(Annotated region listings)
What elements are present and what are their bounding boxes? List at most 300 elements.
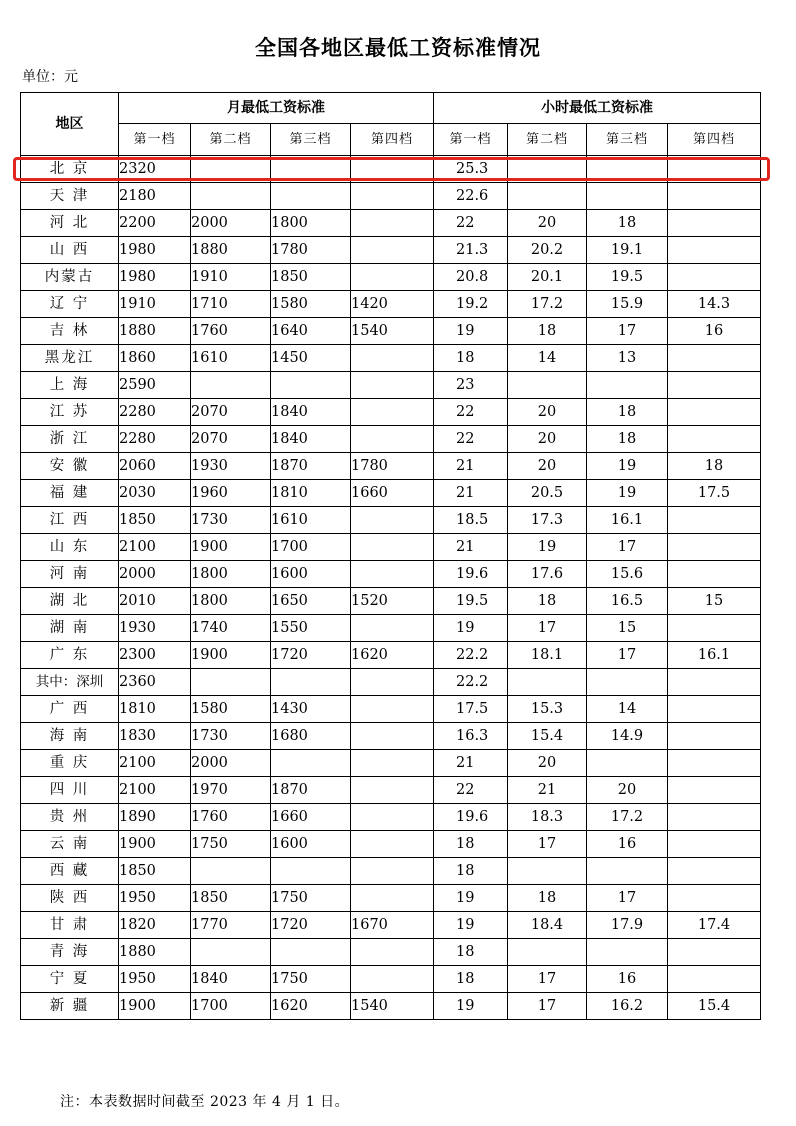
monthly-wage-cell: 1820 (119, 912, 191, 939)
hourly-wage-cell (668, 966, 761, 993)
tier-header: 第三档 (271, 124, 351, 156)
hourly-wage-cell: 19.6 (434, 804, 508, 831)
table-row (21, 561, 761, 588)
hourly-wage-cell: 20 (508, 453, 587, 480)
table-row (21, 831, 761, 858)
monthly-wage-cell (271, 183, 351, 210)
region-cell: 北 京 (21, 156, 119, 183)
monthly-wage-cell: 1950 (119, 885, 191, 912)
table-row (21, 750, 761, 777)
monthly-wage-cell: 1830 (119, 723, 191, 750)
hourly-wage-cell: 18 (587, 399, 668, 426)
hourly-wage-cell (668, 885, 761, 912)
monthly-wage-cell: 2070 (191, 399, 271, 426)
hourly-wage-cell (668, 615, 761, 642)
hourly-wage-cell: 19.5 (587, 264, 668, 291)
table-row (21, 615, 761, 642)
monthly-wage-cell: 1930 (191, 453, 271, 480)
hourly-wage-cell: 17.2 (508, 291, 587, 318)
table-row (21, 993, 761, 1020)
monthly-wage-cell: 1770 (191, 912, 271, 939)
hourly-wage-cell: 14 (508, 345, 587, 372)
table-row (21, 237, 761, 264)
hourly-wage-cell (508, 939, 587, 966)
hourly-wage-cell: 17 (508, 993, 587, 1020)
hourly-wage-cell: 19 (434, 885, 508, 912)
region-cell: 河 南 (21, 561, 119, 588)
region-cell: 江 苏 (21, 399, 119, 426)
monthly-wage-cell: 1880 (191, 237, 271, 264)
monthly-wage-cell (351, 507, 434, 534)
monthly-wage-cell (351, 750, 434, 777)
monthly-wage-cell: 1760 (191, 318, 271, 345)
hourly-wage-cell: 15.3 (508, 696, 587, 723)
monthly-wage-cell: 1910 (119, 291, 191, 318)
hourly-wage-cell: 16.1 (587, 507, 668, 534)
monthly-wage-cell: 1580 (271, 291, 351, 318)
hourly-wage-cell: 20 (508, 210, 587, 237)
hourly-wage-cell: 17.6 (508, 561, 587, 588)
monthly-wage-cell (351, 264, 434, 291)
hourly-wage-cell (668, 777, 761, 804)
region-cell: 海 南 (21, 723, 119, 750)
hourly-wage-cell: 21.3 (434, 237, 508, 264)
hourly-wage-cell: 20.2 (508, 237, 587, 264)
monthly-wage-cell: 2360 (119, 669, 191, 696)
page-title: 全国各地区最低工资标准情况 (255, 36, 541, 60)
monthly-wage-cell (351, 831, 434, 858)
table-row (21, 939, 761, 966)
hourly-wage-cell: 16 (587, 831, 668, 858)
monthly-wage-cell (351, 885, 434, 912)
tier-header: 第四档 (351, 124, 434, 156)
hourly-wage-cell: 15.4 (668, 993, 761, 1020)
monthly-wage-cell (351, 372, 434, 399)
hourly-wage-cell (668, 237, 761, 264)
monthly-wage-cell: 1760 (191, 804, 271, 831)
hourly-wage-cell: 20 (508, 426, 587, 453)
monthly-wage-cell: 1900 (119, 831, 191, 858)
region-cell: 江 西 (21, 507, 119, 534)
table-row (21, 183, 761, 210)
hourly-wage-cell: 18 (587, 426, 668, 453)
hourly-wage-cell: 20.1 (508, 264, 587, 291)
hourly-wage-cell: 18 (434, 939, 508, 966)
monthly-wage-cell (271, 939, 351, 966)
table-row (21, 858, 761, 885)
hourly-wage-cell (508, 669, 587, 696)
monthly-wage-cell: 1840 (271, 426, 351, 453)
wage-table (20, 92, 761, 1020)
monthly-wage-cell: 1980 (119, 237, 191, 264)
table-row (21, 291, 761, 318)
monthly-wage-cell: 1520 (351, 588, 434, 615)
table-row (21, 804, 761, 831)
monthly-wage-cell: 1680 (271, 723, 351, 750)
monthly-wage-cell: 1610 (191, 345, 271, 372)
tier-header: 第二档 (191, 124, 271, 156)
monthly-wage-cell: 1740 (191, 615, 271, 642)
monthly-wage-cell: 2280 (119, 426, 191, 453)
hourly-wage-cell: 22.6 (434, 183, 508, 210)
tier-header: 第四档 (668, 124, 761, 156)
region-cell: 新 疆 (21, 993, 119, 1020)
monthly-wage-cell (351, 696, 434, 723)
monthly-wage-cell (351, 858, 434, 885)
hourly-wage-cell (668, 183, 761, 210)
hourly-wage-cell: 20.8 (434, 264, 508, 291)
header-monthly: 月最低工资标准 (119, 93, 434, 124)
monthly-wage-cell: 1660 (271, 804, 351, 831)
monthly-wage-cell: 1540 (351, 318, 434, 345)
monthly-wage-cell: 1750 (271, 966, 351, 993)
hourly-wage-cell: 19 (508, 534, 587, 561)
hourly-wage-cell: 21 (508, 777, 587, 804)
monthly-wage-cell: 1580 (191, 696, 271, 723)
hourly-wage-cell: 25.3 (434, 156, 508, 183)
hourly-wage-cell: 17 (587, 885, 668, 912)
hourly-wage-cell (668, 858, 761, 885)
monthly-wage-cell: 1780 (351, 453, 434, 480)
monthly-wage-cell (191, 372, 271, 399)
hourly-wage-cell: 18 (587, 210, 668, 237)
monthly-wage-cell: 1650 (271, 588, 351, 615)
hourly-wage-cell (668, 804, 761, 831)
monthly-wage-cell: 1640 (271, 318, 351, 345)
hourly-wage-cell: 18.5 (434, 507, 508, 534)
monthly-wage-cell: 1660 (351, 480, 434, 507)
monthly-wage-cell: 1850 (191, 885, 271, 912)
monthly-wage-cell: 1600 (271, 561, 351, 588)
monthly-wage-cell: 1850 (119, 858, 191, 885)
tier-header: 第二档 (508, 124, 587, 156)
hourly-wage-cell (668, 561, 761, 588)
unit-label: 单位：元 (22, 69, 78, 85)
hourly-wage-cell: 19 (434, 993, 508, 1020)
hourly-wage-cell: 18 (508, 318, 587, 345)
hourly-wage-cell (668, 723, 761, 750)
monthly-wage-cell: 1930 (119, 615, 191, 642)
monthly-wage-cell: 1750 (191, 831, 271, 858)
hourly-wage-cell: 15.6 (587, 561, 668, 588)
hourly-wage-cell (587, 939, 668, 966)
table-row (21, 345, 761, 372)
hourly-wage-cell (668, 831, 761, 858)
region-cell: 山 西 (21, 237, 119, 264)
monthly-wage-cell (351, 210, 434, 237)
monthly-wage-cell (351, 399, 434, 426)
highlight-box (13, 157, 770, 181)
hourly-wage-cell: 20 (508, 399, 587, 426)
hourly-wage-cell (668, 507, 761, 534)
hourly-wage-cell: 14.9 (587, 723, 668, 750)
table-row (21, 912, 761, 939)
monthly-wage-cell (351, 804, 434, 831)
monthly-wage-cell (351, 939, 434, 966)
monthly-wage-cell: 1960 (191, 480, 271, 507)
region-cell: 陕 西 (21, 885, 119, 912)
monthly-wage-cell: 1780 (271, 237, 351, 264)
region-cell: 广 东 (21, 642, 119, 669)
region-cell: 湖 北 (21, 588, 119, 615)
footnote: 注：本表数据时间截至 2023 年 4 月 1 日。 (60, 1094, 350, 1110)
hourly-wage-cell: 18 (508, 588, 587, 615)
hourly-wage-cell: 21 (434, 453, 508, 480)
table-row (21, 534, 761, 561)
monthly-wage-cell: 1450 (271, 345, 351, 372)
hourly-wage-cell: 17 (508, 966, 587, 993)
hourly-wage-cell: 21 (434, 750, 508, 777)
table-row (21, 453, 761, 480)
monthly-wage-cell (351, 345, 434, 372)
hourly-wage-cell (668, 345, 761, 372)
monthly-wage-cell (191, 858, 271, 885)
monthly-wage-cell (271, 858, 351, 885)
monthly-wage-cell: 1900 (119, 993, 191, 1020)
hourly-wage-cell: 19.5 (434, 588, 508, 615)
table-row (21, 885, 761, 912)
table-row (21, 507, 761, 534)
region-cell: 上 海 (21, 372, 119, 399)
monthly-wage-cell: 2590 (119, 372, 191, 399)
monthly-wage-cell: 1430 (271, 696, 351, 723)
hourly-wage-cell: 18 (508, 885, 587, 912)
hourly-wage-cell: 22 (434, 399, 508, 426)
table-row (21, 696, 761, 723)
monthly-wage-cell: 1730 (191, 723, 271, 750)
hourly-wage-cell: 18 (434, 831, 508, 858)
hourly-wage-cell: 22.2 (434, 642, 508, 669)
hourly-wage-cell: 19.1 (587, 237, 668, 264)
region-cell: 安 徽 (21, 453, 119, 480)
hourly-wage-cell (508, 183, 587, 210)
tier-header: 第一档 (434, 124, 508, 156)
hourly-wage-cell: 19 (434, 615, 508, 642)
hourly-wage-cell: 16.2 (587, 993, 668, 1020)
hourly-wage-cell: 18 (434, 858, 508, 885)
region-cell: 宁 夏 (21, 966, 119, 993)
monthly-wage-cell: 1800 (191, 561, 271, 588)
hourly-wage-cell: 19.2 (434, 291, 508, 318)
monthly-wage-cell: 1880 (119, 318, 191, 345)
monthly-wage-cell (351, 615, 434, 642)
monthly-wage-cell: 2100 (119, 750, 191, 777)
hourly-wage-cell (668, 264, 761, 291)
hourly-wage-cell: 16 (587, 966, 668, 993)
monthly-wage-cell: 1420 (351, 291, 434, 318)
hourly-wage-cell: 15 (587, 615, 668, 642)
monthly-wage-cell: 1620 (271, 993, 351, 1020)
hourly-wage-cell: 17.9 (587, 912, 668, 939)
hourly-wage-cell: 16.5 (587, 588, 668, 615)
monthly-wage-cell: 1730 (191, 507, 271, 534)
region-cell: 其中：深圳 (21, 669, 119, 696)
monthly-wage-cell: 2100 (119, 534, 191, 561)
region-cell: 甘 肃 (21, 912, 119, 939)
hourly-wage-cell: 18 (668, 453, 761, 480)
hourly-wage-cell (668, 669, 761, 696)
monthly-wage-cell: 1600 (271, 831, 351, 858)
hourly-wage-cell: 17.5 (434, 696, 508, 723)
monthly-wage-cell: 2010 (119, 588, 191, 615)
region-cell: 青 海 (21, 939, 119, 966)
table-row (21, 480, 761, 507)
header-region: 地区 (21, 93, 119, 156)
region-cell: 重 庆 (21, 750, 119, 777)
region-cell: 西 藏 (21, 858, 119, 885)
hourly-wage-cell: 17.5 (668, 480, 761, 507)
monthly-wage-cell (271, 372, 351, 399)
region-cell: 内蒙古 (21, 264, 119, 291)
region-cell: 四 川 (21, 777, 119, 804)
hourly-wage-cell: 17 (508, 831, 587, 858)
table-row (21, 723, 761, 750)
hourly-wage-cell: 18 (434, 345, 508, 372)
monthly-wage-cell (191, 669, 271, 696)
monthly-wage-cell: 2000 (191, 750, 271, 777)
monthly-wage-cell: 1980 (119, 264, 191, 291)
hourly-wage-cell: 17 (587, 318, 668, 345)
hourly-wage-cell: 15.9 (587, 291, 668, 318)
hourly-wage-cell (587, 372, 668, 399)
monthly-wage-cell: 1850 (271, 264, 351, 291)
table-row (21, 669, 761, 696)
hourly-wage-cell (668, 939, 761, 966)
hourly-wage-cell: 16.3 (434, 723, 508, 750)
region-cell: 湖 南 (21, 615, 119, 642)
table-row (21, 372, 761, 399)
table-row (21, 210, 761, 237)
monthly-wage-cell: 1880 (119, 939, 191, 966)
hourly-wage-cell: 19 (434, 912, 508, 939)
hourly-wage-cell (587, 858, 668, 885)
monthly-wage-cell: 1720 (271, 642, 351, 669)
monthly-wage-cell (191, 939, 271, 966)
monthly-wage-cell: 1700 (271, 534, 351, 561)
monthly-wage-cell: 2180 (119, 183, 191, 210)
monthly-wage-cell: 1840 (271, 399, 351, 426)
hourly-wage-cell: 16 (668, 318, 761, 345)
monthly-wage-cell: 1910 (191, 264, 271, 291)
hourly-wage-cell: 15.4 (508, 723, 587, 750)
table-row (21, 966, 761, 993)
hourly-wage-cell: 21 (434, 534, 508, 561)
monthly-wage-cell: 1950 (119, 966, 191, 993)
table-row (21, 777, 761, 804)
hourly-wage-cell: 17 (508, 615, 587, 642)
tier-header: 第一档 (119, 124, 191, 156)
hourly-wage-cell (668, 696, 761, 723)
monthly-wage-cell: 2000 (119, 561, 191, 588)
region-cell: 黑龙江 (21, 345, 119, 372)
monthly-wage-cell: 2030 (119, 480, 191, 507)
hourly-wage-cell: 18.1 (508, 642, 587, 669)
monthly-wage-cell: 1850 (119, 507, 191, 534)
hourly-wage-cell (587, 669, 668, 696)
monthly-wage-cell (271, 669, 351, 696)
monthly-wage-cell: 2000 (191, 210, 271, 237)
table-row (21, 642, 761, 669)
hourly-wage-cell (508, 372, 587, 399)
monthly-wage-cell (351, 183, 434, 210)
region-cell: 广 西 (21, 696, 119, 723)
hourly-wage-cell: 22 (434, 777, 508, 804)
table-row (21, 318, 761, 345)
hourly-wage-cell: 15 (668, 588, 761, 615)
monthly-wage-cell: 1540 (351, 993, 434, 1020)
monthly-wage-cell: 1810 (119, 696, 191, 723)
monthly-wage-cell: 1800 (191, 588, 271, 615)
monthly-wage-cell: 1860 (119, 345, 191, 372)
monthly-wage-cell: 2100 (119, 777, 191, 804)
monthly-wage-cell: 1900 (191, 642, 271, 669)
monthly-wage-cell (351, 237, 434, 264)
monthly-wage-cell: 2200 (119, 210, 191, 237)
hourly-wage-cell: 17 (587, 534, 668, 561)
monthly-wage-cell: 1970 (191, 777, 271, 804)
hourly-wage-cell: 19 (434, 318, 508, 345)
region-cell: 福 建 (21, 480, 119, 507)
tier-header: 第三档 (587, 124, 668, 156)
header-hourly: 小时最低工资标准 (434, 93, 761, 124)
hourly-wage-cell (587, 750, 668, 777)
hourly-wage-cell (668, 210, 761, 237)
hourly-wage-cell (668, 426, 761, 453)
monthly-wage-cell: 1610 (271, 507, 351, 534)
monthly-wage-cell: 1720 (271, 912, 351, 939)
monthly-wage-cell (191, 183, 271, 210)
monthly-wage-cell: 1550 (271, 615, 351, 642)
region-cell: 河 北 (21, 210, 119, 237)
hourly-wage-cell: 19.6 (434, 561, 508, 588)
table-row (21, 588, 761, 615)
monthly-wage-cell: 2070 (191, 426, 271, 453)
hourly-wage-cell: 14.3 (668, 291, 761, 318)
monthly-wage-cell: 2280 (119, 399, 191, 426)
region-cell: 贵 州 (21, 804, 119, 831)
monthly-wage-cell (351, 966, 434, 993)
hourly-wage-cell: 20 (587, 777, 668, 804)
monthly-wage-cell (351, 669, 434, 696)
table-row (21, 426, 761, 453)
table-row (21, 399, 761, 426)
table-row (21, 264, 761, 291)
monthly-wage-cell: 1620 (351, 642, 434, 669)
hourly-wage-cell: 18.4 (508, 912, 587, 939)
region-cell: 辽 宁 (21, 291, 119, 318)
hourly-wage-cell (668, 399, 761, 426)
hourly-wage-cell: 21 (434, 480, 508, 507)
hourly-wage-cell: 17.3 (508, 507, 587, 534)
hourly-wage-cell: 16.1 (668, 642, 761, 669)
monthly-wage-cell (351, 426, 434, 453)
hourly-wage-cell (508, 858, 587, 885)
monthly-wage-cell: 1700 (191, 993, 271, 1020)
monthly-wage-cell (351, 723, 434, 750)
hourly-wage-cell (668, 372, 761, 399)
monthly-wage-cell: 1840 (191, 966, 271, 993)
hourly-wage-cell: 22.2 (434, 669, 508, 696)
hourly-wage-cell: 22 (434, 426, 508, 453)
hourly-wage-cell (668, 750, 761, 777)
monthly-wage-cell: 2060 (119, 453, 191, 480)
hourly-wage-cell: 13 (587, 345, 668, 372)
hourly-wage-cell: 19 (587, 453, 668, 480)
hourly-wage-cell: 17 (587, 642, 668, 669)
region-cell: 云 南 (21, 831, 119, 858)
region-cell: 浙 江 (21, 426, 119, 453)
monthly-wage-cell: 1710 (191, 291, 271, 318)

OBJECTIVE:
Copy out everything in the records above from the line containing "monthly-wage-cell: 1820 (119, 912, 191, 939)" down to the line containing "monthly-wage-cell: 1950 (119, 885, 191, 912)", with both of those lines included and nothing changed.

OUTPUT BELOW:
monthly-wage-cell: 1820 (119, 912, 191, 939)
hourly-wage-cell (668, 966, 761, 993)
tier-header: 第三档 (271, 124, 351, 156)
hourly-wage-cell: 19.6 (434, 804, 508, 831)
table-row (21, 561, 761, 588)
hourly-wage-cell: 20 (508, 453, 587, 480)
table-row (21, 831, 761, 858)
monthly-wage-cell (271, 183, 351, 210)
region-cell: 北 京 (21, 156, 119, 183)
monthly-wage-cell: 1950 (119, 885, 191, 912)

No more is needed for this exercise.